— Begin Material for this exercise —
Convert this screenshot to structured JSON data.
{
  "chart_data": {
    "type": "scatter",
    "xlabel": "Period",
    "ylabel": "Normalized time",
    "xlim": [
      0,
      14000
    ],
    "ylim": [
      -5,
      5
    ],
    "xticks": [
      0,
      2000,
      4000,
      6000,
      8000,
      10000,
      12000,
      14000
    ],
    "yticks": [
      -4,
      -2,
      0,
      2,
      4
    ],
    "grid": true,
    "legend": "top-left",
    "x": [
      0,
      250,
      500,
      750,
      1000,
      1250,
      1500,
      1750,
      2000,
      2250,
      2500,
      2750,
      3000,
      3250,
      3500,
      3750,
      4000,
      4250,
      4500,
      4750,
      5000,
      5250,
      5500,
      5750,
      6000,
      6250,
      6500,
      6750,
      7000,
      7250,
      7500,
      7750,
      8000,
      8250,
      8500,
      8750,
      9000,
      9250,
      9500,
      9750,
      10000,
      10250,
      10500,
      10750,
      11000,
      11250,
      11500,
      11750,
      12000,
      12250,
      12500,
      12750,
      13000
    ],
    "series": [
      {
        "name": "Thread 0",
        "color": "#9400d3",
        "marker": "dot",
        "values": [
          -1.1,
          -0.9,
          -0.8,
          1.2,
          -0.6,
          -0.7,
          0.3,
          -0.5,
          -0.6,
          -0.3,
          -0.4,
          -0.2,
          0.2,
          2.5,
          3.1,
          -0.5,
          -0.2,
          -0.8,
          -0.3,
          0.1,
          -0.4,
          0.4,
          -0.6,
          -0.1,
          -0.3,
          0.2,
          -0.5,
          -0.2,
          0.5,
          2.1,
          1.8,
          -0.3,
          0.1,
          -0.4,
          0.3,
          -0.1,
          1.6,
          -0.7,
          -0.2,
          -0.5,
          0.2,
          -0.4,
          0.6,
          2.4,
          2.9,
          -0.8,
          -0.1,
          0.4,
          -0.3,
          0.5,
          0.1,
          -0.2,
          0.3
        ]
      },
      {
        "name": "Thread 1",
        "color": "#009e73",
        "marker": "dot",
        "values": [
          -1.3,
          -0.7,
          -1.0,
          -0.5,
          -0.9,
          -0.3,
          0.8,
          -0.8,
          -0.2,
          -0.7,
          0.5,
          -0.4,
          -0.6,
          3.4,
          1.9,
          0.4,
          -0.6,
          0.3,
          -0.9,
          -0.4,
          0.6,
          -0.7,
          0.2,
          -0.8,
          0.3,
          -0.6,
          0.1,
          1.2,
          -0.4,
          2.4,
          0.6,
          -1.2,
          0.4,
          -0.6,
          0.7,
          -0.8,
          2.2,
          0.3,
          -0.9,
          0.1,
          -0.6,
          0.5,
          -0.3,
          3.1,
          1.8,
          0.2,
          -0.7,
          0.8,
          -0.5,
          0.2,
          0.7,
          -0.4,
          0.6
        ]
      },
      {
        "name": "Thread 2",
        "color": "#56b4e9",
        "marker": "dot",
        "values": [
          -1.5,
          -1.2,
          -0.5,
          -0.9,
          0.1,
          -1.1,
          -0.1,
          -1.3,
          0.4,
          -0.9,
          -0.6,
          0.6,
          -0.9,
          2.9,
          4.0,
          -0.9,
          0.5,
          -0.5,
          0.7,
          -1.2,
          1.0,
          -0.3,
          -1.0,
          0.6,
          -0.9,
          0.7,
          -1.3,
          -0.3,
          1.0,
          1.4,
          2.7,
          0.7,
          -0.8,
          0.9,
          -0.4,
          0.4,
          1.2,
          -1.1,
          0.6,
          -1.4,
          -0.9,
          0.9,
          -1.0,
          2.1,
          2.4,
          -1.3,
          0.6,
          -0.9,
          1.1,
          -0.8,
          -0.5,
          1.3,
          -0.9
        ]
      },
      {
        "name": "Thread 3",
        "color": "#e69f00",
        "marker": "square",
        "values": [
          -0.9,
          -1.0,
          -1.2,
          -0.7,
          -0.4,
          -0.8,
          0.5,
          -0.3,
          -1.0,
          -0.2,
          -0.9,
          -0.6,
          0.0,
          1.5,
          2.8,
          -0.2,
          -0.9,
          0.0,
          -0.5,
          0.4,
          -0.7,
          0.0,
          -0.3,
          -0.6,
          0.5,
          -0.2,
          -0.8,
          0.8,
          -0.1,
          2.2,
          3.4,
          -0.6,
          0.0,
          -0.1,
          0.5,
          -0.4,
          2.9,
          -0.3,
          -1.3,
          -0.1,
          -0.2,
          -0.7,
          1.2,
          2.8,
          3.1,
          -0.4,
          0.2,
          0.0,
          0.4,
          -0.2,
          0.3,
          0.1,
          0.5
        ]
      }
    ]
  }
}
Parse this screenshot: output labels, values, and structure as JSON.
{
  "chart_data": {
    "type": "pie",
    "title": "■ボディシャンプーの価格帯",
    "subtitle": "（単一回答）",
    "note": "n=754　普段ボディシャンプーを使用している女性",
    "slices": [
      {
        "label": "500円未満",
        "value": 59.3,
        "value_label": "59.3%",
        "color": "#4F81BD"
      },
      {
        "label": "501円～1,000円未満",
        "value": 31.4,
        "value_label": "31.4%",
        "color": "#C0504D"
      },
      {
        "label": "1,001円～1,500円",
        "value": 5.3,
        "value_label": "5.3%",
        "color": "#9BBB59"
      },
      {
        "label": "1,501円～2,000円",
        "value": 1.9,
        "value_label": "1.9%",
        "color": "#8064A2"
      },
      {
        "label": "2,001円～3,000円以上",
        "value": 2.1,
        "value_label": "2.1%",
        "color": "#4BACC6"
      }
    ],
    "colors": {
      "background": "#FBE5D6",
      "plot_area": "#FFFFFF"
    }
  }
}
— End Material for this exercise —
**Exercise description:**
Transcribe the records above exactly, but only from the line that contains "Parse this screenshot: output" through their final line, inclusive.

**Written response:**
Parse this screenshot: output labels, values, and structure as JSON.
{
  "chart_data": {
    "type": "pie",
    "title": "■ボディシャンプーの価格帯",
    "subtitle": "（単一回答）",
    "note": "n=754　普段ボディシャンプーを使用している女性",
    "slices": [
      {
        "label": "500円未満",
        "value": 59.3,
        "value_label": "59.3%",
        "color": "#4F81BD"
      },
      {
        "label": "501円～1,000円未満",
        "value": 31.4,
        "value_label": "31.4%",
        "color": "#C0504D"
      },
      {
        "label": "1,001円～1,500円",
        "value": 5.3,
        "value_label": "5.3%",
        "color": "#9BBB59"
      },
      {
        "label": "1,501円～2,000円",
        "value": 1.9,
        "value_label": "1.9%",
        "color": "#8064A2"
      },
      {
        "label": "2,001円～3,000円以上",
        "value": 2.1,
        "value_label": "2.1%",
        "color": "#4BACC6"
      }
    ],
    "colors": {
      "background": "#FBE5D6",
      "plot_area": "#FFFFFF"
    }
  }
}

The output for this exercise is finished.